— Begin Entries —
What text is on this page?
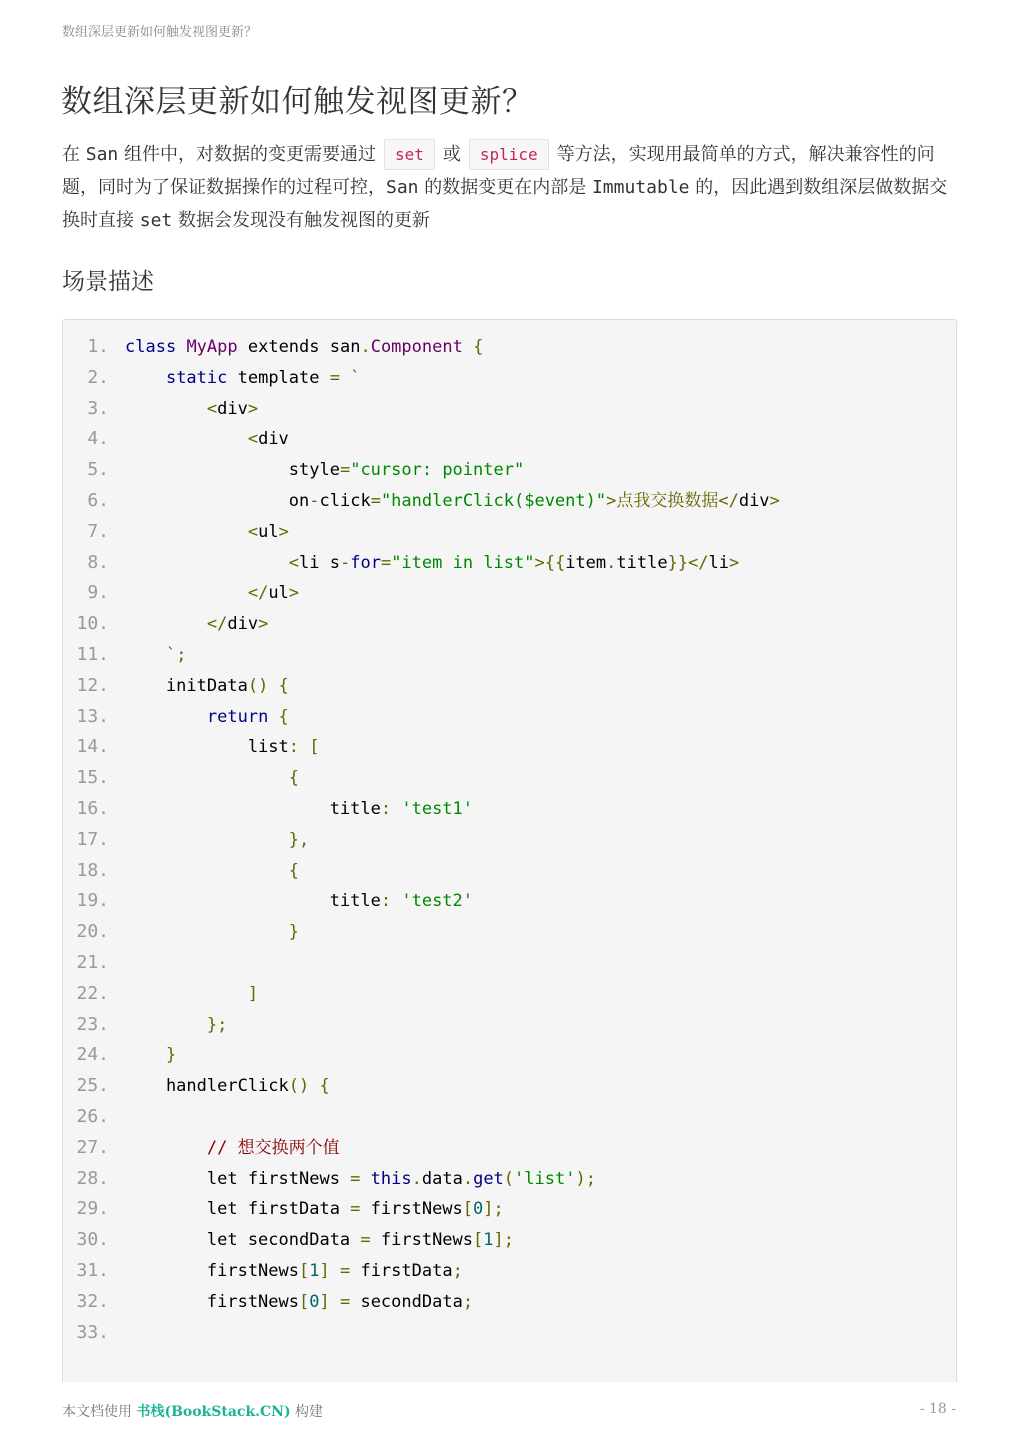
数组深层更新如何触发视图更新？
数组深层更新如何触发视图更新？

在 San 组件中，对数据的变更需要通过 set 或 splice 等方法，实现用最简单的方式，解决兼容性的问题，同时为了保证数据操作的过程可控，San 的数据变更在内部是 Immutable 的，因此遇到数组深层做数据交换时直接 set 数据会发现没有触发视图的更新

场景描述
1. class MyApp extends san.Component {
2.	static template = `
3.	<div>
4.	<div
5.	style="cursor: pointer"
6.	on-click="handlerClick($event)">点我交换数据</div>
7.	<ul>
8.	<li s-for="item in list">{{item.title}}</li>
9.	</ul>
10.	</div>
11.	`;
12. initData() {
13.	return {
14. list: [
15.	{
16. title: 'test1'
17.	},
18.	{
19. title: 'test2'
20.	}
21.
22.	]
23.	};
24.	}
25. handlerClick() {
26.
27.	// 想交换两个值
28. let firstNews = this.data.get('list');
29. let firstData = firstNews[0];
30. let secondData = firstNews[1];
31. firstNews[1] = firstData;
32. firstNews[0] = secondData;
33.
本文档使用 书栈(BookStack.CN) 构建	- 18 -
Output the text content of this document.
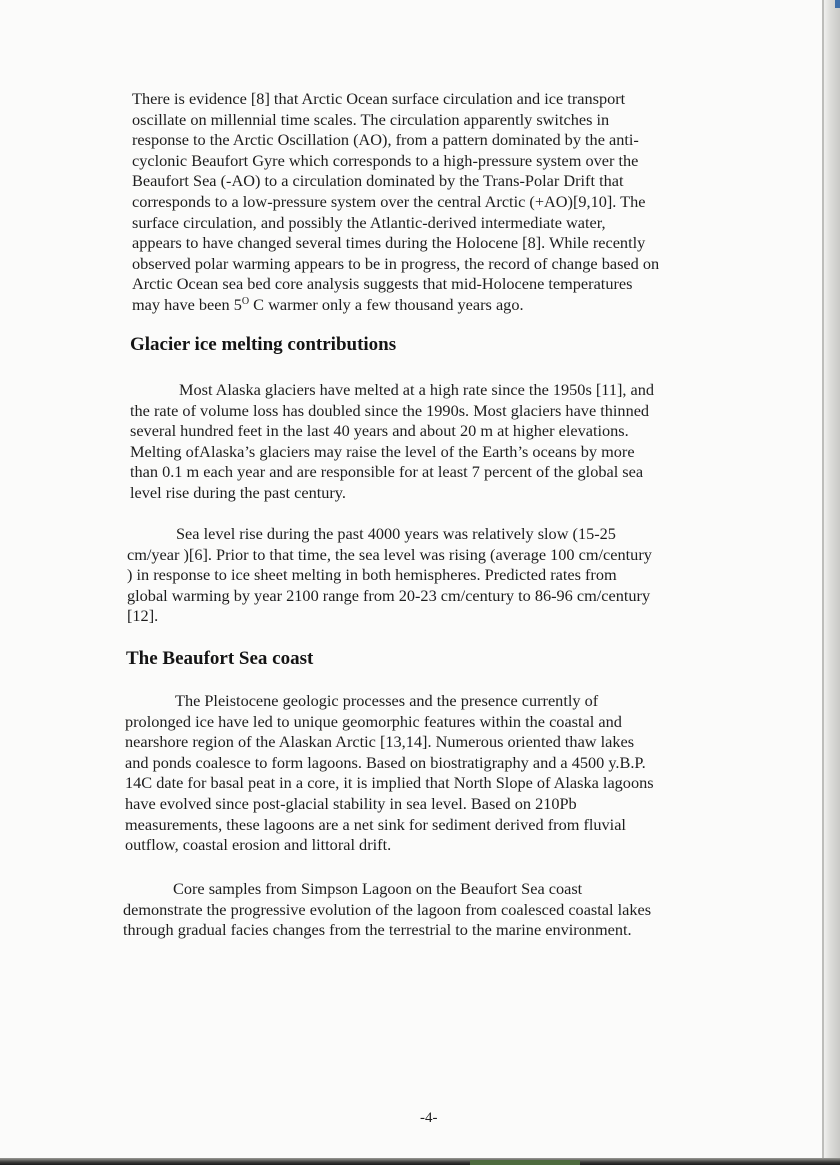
There is evidence [8] that Arctic Ocean surface circulation and ice transport
oscillate on millennial time scales. The circulation apparently switches in
response to the Arctic Oscillation (AO), from a pattern dominated by the anti-
cyclonic Beaufort Gyre which corresponds to a high-pressure system over the
Beaufort Sea (-AO) to a circulation dominated by the Trans-Polar Drift that
corresponds to a low-pressure system over the central Arctic (+AO)[9,10]. The
surface circulation, and possibly the Atlantic-derived intermediate water,
appears to have changed several times during the Holocene [8]. While recently
observed polar warming appears to be in progress, the record of change based on
Arctic Ocean sea bed core analysis suggests that mid-Holocene temperatures
may have been $5^O$ C warmer only a few thousand years ago.
Glacier ice melting contributions
Most Alaska glaciers have melted at a high rate since the 1950s [11], and
the rate of volume loss has doubled since the 1990s. Most glaciers have thinned
several hundred feet in the last 40 years and about 20 m at higher elevations.
Melting ofAlaska’s glaciers may raise the level of the Earth’s oceans by more
than 0.1 m each year and are responsible for at least 7 percent of the global sea
level rise during the past century.
Sea level rise during the past 4000 years was relatively slow (15-25
cm/year )[6]. Prior to that time, the sea level was rising (average 100 cm/century
) in response to ice sheet melting in both hemispheres. Predicted rates from
global warming by year 2100 range from 20-23 cm/century to 86-96 cm/century
[12].
The Beaufort Sea coast
The Pleistocene geologic processes and the presence currently of
prolonged ice have led to unique geomorphic features within the coastal and
nearshore region of the Alaskan Arctic [13,14]. Numerous oriented thaw lakes
and ponds coalesce to form lagoons. Based on biostratigraphy and a 4500 y.B.P.
14C date for basal peat in a core, it is implied that North Slope of Alaska lagoons
have evolved since post-glacial stability in sea level. Based on 210Pb
measurements, these lagoons are a net sink for sediment derived from fluvial
outflow, coastal erosion and littoral drift.
Core samples from Simpson Lagoon on the Beaufort Sea coast
demonstrate the progressive evolution of the lagoon from coalesced coastal lakes
through gradual facies changes from the terrestrial to the marine environment.
-4-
— End Entries —
Without the pictures, retype the whole of the material above exactly.

What text is on this page?
数组深层更新如何触发视图更新？
数组深层更新如何触发视图更新？

在 San 组件中，对数据的变更需要通过 set 或 splice 等方法，实现用最简单的方式，解决兼容性的问题，同时为了保证数据操作的过程可控，San 的数据变更在内部是 Immutable 的，因此遇到数组深层做数据交换时直接 set 数据会发现没有触发视图的更新

场景描述
1. class MyApp extends san.Component {
2.	static template = `
3.	<div>
4.	<div
5.	style="cursor: pointer"
6.	on-click="handlerClick($event)">点我交换数据</div>
7.	<ul>
8.	<li s-for="item in list">{{item.title}}</li>
9.	</ul>
10.	</div>
11.	`;
12. initData() {
13.	return {
14. list: [
15.	{
16. title: 'test1'
17.	},
18.	{
19. title: 'test2'
20.	}
21.
22.	]
23.	};
24.	}
25. handlerClick() {
26.
27.	// 想交换两个值
28. let firstNews = this.data.get('list');
29. let firstData = firstNews[0];
30. let secondData = firstNews[1];
31. firstNews[1] = firstData;
32. firstNews[0] = secondData;
33.
本文档使用 书栈(BookStack.CN) 构建	- 18 -
Output the text content of this document.
There is evidence [8] that Arctic Ocean surface circulation and ice transport
oscillate on millennial time scales. The circulation apparently switches in
response to the Arctic Oscillation (AO), from a pattern dominated by the anti-
cyclonic Beaufort Gyre which corresponds to a high-pressure system over the
Beaufort Sea (-AO) to a circulation dominated by the Trans-Polar Drift that
corresponds to a low-pressure system over the central Arctic (+AO)[9,10]. The
surface circulation, and possibly the Atlantic-derived intermediate water,
appears to have changed several times during the Holocene [8]. While recently
observed polar warming appears to be in progress, the record of change based on
Arctic Ocean sea bed core analysis suggests that mid-Holocene temperatures
may have been $5^O$ C warmer only a few thousand years ago.
Glacier ice melting contributions
Most Alaska glaciers have melted at a high rate since the 1950s [11], and
the rate of volume loss has doubled since the 1990s. Most glaciers have thinned
several hundred feet in the last 40 years and about 20 m at higher elevations.
Melting ofAlaska’s glaciers may raise the level of the Earth’s oceans by more
than 0.1 m each year and are responsible for at least 7 percent of the global sea
level rise during the past century.
Sea level rise during the past 4000 years was relatively slow (15-25
cm/year )[6]. Prior to that time, the sea level was rising (average 100 cm/century
) in response to ice sheet melting in both hemispheres. Predicted rates from
global warming by year 2100 range from 20-23 cm/century to 86-96 cm/century
[12].
The Beaufort Sea coast
The Pleistocene geologic processes and the presence currently of
prolonged ice have led to unique geomorphic features within the coastal and
nearshore region of the Alaskan Arctic [13,14]. Numerous oriented thaw lakes
and ponds coalesce to form lagoons. Based on biostratigraphy and a 4500 y.B.P.
14C date for basal peat in a core, it is implied that North Slope of Alaska lagoons
have evolved since post-glacial stability in sea level. Based on 210Pb
measurements, these lagoons are a net sink for sediment derived from fluvial
outflow, coastal erosion and littoral drift.
Core samples from Simpson Lagoon on the Beaufort Sea coast
demonstrate the progressive evolution of the lagoon from coalesced coastal lakes
through gradual facies changes from the terrestrial to the marine environment.
-4-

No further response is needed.